◆ **Given records**
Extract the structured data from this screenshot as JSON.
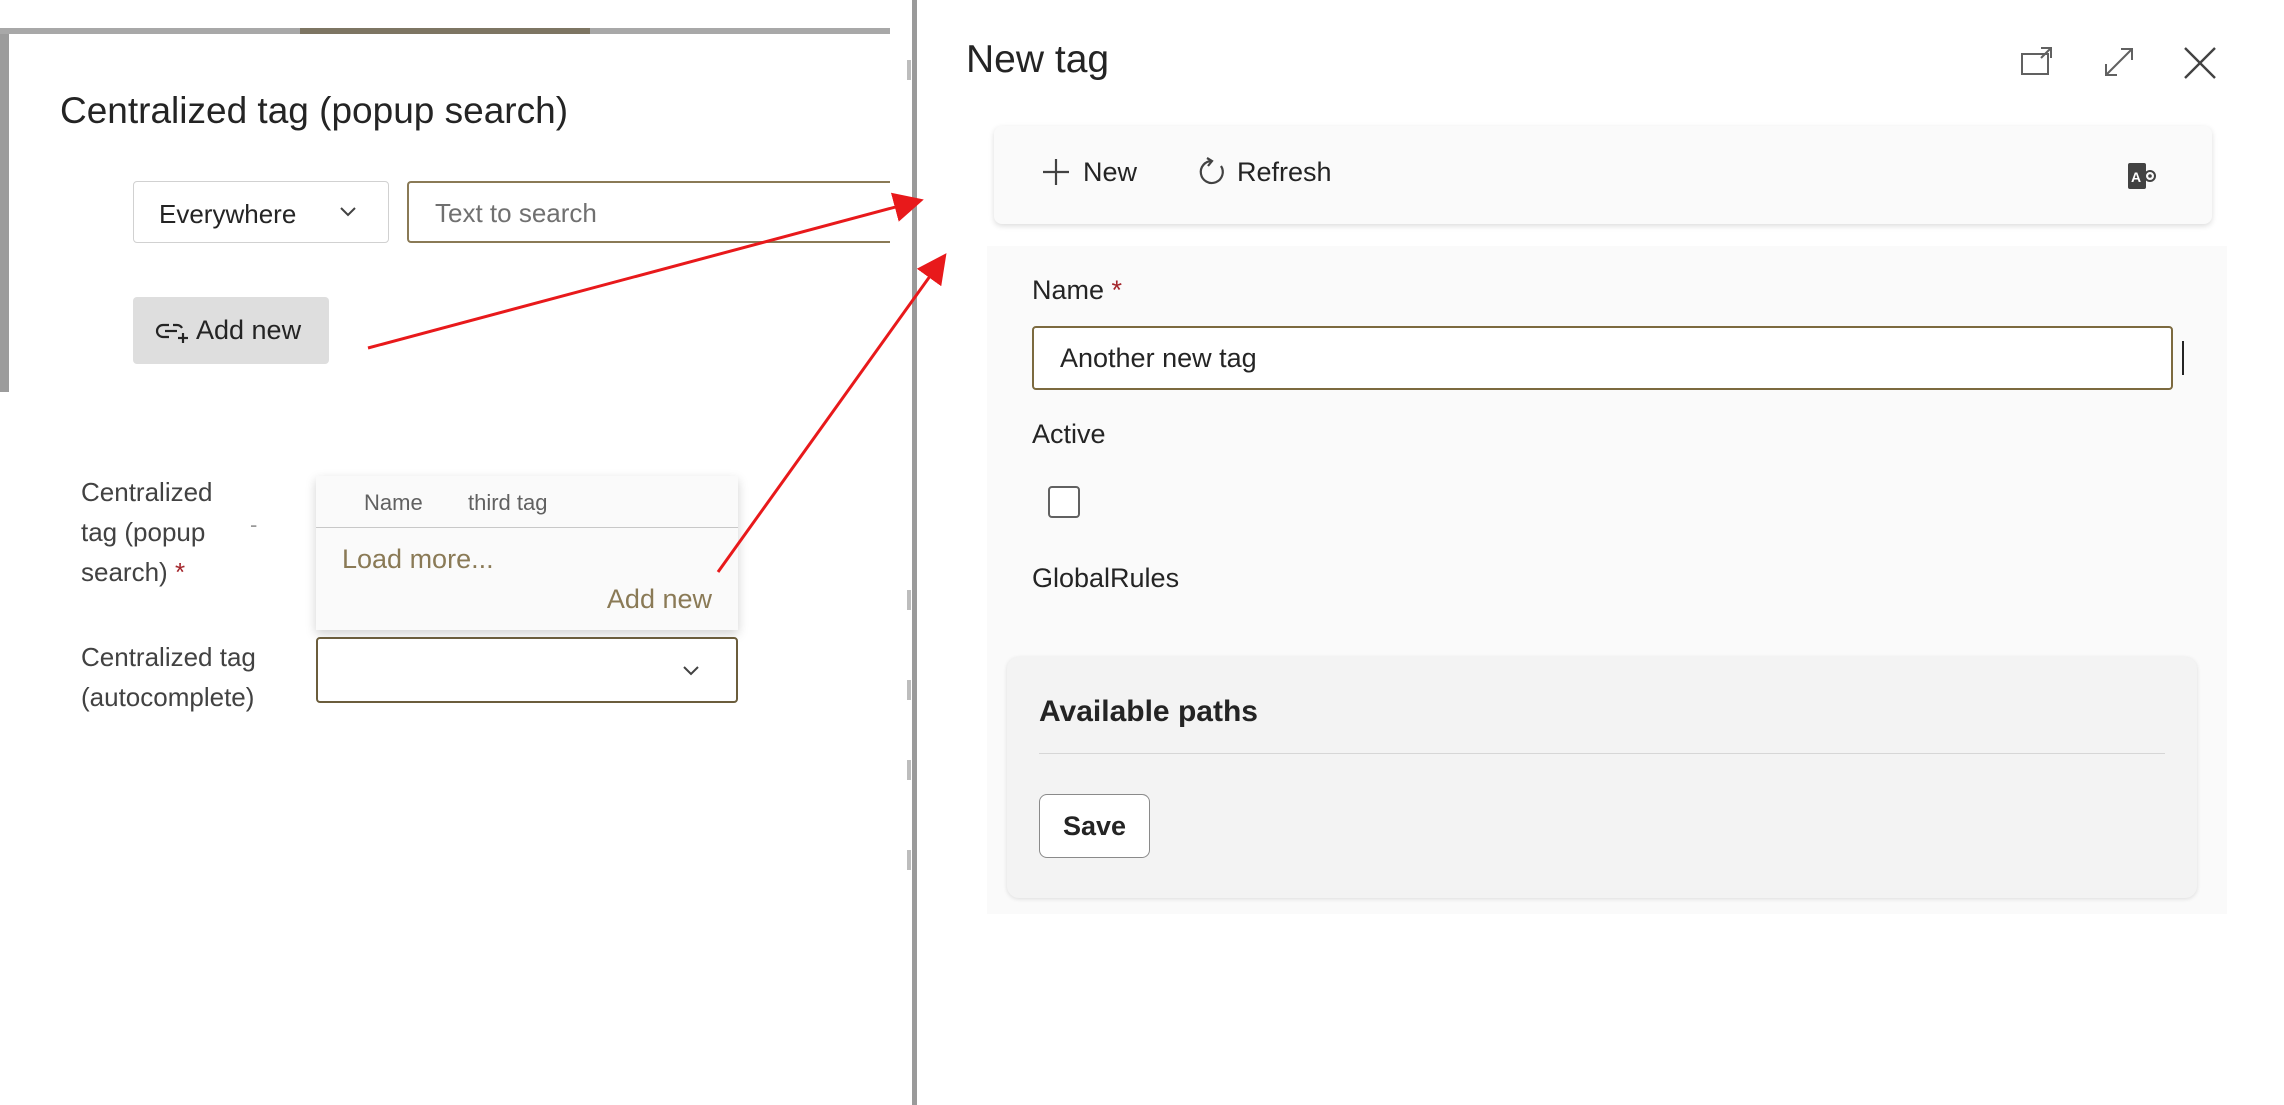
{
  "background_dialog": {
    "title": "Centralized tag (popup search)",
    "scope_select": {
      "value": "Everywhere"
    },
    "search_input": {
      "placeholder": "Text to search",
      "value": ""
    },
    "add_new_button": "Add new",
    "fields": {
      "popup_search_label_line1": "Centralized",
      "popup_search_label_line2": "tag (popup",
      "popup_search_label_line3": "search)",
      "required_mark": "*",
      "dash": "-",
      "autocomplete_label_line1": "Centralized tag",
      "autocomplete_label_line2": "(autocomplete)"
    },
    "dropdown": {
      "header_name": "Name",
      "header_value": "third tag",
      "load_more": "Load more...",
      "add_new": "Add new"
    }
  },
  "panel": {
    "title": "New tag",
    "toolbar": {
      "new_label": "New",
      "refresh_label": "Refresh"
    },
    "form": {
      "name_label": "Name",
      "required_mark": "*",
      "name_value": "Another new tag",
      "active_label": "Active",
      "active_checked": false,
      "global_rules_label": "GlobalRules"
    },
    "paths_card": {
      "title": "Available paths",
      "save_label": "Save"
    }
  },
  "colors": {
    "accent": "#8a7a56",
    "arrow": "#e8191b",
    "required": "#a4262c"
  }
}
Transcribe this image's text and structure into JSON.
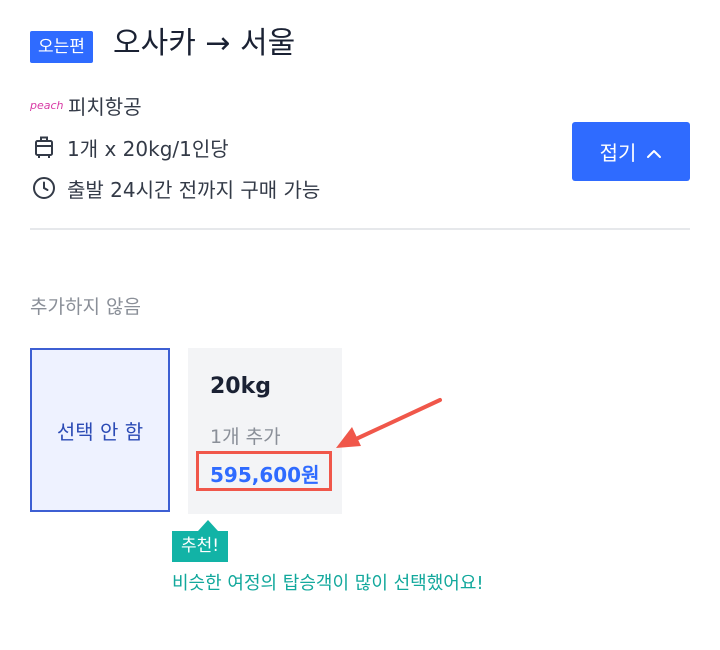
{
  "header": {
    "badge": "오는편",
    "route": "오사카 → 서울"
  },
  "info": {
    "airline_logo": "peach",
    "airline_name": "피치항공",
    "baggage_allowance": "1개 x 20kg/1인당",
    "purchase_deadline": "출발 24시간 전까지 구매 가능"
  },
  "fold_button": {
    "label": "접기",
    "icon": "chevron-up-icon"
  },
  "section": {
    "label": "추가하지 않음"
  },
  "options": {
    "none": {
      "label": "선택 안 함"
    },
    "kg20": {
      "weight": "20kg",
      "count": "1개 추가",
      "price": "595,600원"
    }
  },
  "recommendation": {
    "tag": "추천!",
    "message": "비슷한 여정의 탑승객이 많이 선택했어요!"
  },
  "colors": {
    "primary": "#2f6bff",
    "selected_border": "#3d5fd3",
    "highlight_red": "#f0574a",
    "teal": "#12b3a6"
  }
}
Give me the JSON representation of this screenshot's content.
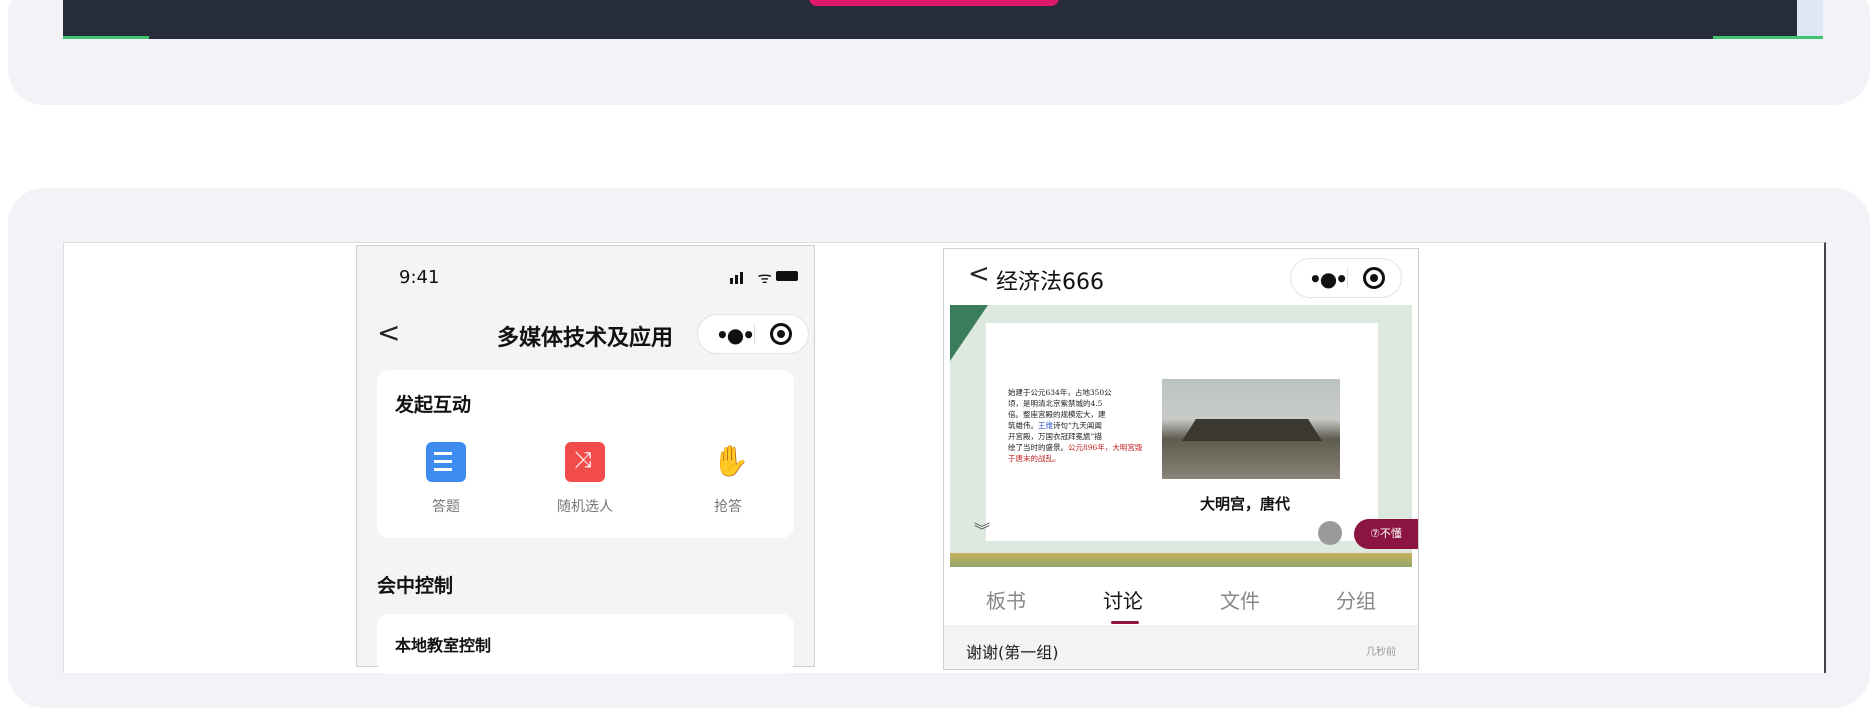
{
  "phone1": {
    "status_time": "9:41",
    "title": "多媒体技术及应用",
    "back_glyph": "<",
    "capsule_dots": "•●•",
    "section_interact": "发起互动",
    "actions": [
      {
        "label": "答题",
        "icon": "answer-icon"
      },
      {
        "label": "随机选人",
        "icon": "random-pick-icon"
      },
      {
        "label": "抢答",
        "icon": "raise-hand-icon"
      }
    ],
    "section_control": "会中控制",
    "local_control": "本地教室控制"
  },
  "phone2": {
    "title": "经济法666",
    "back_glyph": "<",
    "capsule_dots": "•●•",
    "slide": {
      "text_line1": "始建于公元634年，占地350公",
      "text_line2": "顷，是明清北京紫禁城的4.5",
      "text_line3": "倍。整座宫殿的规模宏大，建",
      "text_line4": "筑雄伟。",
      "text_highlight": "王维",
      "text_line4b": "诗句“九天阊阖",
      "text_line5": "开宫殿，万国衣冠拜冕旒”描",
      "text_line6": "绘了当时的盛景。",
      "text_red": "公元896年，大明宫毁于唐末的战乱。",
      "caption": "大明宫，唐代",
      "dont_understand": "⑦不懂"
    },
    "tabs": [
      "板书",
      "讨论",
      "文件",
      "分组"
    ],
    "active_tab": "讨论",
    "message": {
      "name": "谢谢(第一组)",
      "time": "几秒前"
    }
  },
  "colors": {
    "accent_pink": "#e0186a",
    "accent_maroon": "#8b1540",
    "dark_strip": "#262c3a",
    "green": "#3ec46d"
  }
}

◆ **Work required**
Write out each line of the data exactly; the images should be left out.

◆ **Result for this exercise**
Extract the structured data from this screenshot as JSON.
{
  "background_dialog": {
    "title": "Centralized tag (popup search)",
    "scope_select": {
      "value": "Everywhere"
    },
    "search_input": {
      "placeholder": "Text to search",
      "value": ""
    },
    "add_new_button": "Add new",
    "fields": {
      "popup_search_label_line1": "Centralized",
      "popup_search_label_line2": "tag (popup",
      "popup_search_label_line3": "search)",
      "required_mark": "*",
      "dash": "-",
      "autocomplete_label_line1": "Centralized tag",
      "autocomplete_label_line2": "(autocomplete)"
    },
    "dropdown": {
      "header_name": "Name",
      "header_value": "third tag",
      "load_more": "Load more...",
      "add_new": "Add new"
    }
  },
  "panel": {
    "title": "New tag",
    "toolbar": {
      "new_label": "New",
      "refresh_label": "Refresh"
    },
    "form": {
      "name_label": "Name",
      "required_mark": "*",
      "name_value": "Another new tag",
      "active_label": "Active",
      "active_checked": false,
      "global_rules_label": "GlobalRules"
    },
    "paths_card": {
      "title": "Available paths",
      "save_label": "Save"
    }
  },
  "colors": {
    "accent": "#8a7a56",
    "arrow": "#e8191b",
    "required": "#a4262c"
  }
}
Transcribe this image's text and structure into JSON.
{
  "header": {
    "badge": "오는편",
    "route": "오사카 → 서울"
  },
  "info": {
    "airline_logo": "peach",
    "airline_name": "피치항공",
    "baggage_allowance": "1개 x 20kg/1인당",
    "purchase_deadline": "출발 24시간 전까지 구매 가능"
  },
  "fold_button": {
    "label": "접기",
    "icon": "chevron-up-icon"
  },
  "section": {
    "label": "추가하지 않음"
  },
  "options": {
    "none": {
      "label": "선택 안 함"
    },
    "kg20": {
      "weight": "20kg",
      "count": "1개 추가",
      "price": "595,600원"
    }
  },
  "recommendation": {
    "tag": "추천!",
    "message": "비슷한 여정의 탑승객이 많이 선택했어요!"
  },
  "colors": {
    "primary": "#2f6bff",
    "selected_border": "#3d5fd3",
    "highlight_red": "#f0574a",
    "teal": "#12b3a6"
  }
}
Give me the JSON representation of this screenshot's content.
{
  "phone1": {
    "status_time": "9:41",
    "title": "多媒体技术及应用",
    "back_glyph": "<",
    "capsule_dots": "•●•",
    "section_interact": "发起互动",
    "actions": [
      {
        "label": "答题",
        "icon": "answer-icon"
      },
      {
        "label": "随机选人",
        "icon": "random-pick-icon"
      },
      {
        "label": "抢答",
        "icon": "raise-hand-icon"
      }
    ],
    "section_control": "会中控制",
    "local_control": "本地教室控制"
  },
  "phone2": {
    "title": "经济法666",
    "back_glyph": "<",
    "capsule_dots": "•●•",
    "slide": {
      "text_line1": "始建于公元634年，占地350公",
      "text_line2": "顷，是明清北京紫禁城的4.5",
      "text_line3": "倍。整座宫殿的规模宏大，建",
      "text_line4": "筑雄伟。",
      "text_highlight": "王维",
      "text_line4b": "诗句“九天阊阖",
      "text_line5": "开宫殿，万国衣冠拜冕旒”描",
      "text_line6": "绘了当时的盛景。",
      "text_red": "公元896年，大明宫毁于唐末的战乱。",
      "caption": "大明宫，唐代",
      "dont_understand": "⑦不懂"
    },
    "tabs": [
      "板书",
      "讨论",
      "文件",
      "分组"
    ],
    "active_tab": "讨论",
    "message": {
      "name": "谢谢(第一组)",
      "time": "几秒前"
    }
  },
  "colors": {
    "accent_pink": "#e0186a",
    "accent_maroon": "#8b1540",
    "dark_strip": "#262c3a",
    "green": "#3ec46d"
  }
}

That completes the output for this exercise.